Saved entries
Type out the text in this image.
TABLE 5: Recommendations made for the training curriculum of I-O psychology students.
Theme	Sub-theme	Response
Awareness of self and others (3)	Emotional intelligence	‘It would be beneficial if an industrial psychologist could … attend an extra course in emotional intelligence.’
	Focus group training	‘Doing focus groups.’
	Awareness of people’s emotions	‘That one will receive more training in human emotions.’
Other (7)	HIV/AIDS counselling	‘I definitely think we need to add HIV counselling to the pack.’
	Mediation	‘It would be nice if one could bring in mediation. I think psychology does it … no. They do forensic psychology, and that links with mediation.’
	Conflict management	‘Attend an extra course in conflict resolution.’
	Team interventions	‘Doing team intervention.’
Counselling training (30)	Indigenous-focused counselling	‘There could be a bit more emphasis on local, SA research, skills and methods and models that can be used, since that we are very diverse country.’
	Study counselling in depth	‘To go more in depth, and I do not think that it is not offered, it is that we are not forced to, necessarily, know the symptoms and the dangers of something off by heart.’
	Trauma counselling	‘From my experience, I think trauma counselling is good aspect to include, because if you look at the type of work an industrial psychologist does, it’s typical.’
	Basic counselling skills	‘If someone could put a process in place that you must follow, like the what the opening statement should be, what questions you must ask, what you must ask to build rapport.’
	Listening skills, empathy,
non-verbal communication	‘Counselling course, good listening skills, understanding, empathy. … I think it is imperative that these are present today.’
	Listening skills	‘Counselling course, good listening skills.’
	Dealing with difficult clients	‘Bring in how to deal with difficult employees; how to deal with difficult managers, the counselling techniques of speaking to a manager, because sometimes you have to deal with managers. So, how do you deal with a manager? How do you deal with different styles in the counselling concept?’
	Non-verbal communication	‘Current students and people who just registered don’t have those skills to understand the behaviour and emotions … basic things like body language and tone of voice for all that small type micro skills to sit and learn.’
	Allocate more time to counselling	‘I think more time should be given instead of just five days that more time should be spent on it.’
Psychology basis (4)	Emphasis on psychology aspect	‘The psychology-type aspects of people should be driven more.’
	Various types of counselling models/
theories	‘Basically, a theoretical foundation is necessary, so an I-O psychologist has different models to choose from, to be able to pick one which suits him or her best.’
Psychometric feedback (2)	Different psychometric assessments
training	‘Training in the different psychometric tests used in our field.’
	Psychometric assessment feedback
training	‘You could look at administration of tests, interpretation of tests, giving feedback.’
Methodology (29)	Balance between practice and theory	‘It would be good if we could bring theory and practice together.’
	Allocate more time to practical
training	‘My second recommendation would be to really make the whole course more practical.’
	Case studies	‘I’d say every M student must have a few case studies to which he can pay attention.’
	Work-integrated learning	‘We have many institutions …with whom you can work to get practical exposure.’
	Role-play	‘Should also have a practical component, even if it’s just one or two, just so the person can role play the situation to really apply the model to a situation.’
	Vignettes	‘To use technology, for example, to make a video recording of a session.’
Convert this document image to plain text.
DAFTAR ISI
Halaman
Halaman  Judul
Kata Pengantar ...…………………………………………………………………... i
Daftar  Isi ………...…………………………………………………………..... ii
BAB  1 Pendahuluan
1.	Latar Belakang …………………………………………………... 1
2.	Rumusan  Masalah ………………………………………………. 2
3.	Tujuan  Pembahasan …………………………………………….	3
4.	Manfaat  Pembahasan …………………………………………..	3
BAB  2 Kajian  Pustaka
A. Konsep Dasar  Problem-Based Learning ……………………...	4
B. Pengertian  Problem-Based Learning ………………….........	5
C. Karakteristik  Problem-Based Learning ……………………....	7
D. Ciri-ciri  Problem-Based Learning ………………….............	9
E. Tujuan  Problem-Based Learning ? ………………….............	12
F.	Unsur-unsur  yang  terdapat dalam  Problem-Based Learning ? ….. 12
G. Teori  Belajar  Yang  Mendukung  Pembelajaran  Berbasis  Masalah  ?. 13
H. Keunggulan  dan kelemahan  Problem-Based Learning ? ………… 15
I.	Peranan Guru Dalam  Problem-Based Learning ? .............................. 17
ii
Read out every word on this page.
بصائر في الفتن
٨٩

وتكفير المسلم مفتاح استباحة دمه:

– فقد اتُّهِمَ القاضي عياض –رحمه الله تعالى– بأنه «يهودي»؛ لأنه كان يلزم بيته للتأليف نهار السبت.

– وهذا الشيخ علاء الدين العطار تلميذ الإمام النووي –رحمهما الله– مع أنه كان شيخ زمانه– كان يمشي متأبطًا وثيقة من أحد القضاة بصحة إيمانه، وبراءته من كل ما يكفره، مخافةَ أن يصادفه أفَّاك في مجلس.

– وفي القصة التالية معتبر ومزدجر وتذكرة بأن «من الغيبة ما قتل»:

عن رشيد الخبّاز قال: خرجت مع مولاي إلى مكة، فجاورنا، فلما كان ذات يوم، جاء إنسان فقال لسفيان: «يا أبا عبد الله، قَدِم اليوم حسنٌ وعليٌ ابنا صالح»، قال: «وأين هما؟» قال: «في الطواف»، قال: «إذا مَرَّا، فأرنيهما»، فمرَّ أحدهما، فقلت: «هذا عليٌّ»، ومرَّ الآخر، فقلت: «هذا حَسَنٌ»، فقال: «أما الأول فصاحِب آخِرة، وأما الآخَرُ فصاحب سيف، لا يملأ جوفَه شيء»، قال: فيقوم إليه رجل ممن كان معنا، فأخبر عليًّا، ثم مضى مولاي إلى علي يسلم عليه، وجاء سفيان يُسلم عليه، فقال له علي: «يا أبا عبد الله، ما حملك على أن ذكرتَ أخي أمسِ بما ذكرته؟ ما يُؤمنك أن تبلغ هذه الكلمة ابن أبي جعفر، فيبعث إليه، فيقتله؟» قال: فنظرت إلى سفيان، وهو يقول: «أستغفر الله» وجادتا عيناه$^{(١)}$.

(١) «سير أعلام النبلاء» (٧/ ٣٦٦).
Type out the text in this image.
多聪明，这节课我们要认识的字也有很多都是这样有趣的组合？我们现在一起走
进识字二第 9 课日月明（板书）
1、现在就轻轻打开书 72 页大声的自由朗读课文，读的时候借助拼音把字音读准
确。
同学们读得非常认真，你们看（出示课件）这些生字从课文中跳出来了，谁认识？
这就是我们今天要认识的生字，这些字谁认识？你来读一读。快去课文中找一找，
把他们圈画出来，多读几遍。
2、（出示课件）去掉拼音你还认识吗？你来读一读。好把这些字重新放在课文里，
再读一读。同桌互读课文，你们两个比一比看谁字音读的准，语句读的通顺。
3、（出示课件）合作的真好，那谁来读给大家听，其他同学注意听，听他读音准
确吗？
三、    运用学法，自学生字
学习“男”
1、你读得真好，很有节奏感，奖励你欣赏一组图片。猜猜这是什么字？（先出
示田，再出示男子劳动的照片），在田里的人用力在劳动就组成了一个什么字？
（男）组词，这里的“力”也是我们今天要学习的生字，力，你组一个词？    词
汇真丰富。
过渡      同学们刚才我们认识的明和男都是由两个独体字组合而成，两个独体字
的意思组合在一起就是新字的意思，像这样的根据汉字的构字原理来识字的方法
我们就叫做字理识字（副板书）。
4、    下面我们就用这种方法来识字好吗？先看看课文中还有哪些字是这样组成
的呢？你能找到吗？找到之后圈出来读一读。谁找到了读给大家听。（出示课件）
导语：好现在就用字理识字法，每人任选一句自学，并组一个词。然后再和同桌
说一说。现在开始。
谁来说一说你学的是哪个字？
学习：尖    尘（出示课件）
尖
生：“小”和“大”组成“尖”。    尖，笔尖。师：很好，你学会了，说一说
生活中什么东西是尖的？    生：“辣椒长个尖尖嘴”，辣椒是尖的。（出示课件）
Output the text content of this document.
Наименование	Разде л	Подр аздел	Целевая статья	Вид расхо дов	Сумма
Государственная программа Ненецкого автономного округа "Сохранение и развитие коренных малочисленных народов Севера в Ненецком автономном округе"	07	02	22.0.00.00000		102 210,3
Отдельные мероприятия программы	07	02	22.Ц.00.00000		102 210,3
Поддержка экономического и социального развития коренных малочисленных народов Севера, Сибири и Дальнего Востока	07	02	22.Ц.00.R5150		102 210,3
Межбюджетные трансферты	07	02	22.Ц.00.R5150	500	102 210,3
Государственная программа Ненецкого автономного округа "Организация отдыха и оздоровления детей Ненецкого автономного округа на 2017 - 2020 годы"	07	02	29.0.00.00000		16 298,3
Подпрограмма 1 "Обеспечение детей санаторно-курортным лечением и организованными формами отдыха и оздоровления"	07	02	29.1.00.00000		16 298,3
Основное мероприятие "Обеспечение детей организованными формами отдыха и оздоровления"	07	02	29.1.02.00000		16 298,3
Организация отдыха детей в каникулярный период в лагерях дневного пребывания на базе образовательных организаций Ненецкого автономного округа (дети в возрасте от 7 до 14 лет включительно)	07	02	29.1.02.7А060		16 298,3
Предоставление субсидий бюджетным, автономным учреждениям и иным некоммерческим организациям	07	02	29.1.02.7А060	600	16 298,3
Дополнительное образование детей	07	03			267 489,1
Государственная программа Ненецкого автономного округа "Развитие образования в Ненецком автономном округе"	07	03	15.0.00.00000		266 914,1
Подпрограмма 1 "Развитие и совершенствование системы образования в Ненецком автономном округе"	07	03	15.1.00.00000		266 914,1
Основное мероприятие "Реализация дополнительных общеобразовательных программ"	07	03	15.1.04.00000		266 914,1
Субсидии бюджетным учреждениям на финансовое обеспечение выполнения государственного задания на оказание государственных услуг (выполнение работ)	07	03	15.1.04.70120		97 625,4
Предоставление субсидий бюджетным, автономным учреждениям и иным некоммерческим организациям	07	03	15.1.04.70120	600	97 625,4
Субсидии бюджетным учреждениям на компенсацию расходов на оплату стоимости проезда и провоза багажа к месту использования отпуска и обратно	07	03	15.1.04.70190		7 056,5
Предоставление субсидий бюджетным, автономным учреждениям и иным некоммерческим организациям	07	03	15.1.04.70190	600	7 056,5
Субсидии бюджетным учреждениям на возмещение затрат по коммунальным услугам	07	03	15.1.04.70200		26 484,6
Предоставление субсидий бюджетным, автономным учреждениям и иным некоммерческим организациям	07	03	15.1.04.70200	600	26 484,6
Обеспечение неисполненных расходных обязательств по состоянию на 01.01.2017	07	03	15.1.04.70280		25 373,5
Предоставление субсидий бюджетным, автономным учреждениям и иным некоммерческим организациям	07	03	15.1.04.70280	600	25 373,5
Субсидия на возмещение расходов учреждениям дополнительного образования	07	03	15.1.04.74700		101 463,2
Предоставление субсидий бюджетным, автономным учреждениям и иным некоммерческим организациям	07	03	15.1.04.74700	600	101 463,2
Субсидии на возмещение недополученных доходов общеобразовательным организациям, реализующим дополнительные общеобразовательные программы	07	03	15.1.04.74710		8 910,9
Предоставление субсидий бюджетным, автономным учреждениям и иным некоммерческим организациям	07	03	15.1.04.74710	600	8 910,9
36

» **EXERCISE TASK**: Search the lines above for the string "Субсидии" and copy each line that has it.

» **CORRECT ANSWER**:
Субсидии бюджетным учреждениям на финансовое обеспечение выполнения государственного задания на оказание государственных услуг (выполнение работ)	07	03	15.1.04.70120		97 625,4
Субсидии бюджетным учреждениям на компенсацию расходов на оплату стоимости проезда и провоза багажа к месту использования отпуска и обратно	07	03	15.1.04.70190		7 056,5
Субсидии бюджетным учреждениям на возмещение затрат по коммунальным услугам	07	03	15.1.04.70200		26 484,6
Субсидии на возмещение недополученных доходов общеобразовательным организациям, реализующим дополнительные общеобразовательные программы	07	03	15.1.04.74710		8 910,9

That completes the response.